-- START --

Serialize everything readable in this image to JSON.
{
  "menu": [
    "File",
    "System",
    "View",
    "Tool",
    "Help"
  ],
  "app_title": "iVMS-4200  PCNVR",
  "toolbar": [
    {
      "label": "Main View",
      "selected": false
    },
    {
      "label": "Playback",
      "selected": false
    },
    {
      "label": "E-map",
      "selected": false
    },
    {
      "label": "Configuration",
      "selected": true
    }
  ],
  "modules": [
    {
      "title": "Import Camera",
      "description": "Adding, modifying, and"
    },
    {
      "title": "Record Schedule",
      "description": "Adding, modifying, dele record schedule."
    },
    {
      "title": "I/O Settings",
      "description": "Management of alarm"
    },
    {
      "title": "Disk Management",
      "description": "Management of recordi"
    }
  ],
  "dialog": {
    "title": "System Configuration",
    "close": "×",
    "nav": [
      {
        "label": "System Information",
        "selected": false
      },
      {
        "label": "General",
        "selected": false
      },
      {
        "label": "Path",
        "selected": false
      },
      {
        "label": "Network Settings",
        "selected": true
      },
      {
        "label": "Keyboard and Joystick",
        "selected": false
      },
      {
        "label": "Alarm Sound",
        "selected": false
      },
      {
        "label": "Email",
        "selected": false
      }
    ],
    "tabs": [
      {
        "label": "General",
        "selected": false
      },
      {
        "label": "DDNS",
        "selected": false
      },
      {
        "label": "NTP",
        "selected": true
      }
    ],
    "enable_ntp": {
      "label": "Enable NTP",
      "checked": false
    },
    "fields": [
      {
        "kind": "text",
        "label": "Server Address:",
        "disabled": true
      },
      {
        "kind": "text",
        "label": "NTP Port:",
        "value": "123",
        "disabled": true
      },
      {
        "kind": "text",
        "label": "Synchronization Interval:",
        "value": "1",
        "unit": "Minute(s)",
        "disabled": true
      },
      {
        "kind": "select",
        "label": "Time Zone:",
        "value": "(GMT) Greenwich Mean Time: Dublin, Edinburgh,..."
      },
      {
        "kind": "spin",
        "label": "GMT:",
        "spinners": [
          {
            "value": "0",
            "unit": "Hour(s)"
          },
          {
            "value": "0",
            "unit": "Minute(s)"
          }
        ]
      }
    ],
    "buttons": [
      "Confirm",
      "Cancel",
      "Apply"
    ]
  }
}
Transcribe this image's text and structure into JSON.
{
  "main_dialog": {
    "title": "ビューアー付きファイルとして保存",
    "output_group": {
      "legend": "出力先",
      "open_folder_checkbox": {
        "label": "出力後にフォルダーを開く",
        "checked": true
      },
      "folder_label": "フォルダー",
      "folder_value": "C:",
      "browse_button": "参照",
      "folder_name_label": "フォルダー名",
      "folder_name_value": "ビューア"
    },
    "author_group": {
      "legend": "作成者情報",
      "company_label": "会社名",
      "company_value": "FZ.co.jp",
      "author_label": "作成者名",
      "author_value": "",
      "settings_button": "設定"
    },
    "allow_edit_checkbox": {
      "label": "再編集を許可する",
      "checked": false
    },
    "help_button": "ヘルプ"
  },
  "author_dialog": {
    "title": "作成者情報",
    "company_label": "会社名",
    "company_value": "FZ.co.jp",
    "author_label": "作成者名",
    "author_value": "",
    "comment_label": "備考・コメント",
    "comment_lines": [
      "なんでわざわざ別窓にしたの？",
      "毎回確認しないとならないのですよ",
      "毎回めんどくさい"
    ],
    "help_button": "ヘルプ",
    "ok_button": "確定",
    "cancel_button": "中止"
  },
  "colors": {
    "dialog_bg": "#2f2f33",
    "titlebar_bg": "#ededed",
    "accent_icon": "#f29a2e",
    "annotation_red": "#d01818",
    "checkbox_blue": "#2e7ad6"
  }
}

-- END --

- **Brief**:
Recopy the entries above exactly, with every line included.

- **Answer to the problem**:
Serialize everything readable in this image to JSON.
{
  "menu": [
    "File",
    "System",
    "View",
    "Tool",
    "Help"
  ],
  "app_title": "iVMS-4200  PCNVR",
  "toolbar": [
    {
      "label": "Main View",
      "selected": false
    },
    {
      "label": "Playback",
      "selected": false
    },
    {
      "label": "E-map",
      "selected": false
    },
    {
      "label": "Configuration",
      "selected": true
    }
  ],
  "modules": [
    {
      "title": "Import Camera",
      "description": "Adding, modifying, and"
    },
    {
      "title": "Record Schedule",
      "description": "Adding, modifying, dele record schedule."
    },
    {
      "title": "I/O Settings",
      "description": "Management of alarm"
    },
    {
      "title": "Disk Management",
      "description": "Management of recordi"
    }
  ],
  "dialog": {
    "title": "System Configuration",
    "close": "×",
    "nav": [
      {
        "label": "System Information",
        "selected": false
      },
      {
        "label": "General",
        "selected": false
      },
      {
        "label": "Path",
        "selected": false
      },
      {
        "label": "Network Settings",
        "selected": true
      },
      {
        "label": "Keyboard and Joystick",
        "selected": false
      },
      {
        "label": "Alarm Sound",
        "selected": false
      },
      {
        "label": "Email",
        "selected": false
      }
    ],
    "tabs": [
      {
        "label": "General",
        "selected": false
      },
      {
        "label": "DDNS",
        "selected": false
      },
      {
        "label": "NTP",
        "selected": true
      }
    ],
    "enable_ntp": {
      "label": "Enable NTP",
      "checked": false
    },
    "fields": [
      {
        "kind": "text",
        "label": "Server Address:",
        "disabled": true
      },
      {
        "kind": "text",
        "label": "NTP Port:",
        "value": "123",
        "disabled": true
      },
      {
        "kind": "text",
        "label": "Synchronization Interval:",
        "value": "1",
        "unit": "Minute(s)",
        "disabled": true
      },
      {
        "kind": "select",
        "label": "Time Zone:",
        "value": "(GMT) Greenwich Mean Time: Dublin, Edinburgh,..."
      },
      {
        "kind": "spin",
        "label": "GMT:",
        "spinners": [
          {
            "value": "0",
            "unit": "Hour(s)"
          },
          {
            "value": "0",
            "unit": "Minute(s)"
          }
        ]
      }
    ],
    "buttons": [
      "Confirm",
      "Cancel",
      "Apply"
    ]
  }
}
Transcribe this image's text and structure into JSON.
{
  "main_dialog": {
    "title": "ビューアー付きファイルとして保存",
    "output_group": {
      "legend": "出力先",
      "open_folder_checkbox": {
        "label": "出力後にフォルダーを開く",
        "checked": true
      },
      "folder_label": "フォルダー",
      "folder_value": "C:",
      "browse_button": "参照",
      "folder_name_label": "フォルダー名",
      "folder_name_value": "ビューア"
    },
    "author_group": {
      "legend": "作成者情報",
      "company_label": "会社名",
      "company_value": "FZ.co.jp",
      "author_label": "作成者名",
      "author_value": "",
      "settings_button": "設定"
    },
    "allow_edit_checkbox": {
      "label": "再編集を許可する",
      "checked": false
    },
    "help_button": "ヘルプ"
  },
  "author_dialog": {
    "title": "作成者情報",
    "company_label": "会社名",
    "company_value": "FZ.co.jp",
    "author_label": "作成者名",
    "author_value": "",
    "comment_label": "備考・コメント",
    "comment_lines": [
      "なんでわざわざ別窓にしたの？",
      "毎回確認しないとならないのですよ",
      "毎回めんどくさい"
    ],
    "help_button": "ヘルプ",
    "ok_button": "確定",
    "cancel_button": "中止"
  },
  "colors": {
    "dialog_bg": "#2f2f33",
    "titlebar_bg": "#ededed",
    "accent_icon": "#f29a2e",
    "annotation_red": "#d01818",
    "checkbox_blue": "#2e7ad6"
  }
}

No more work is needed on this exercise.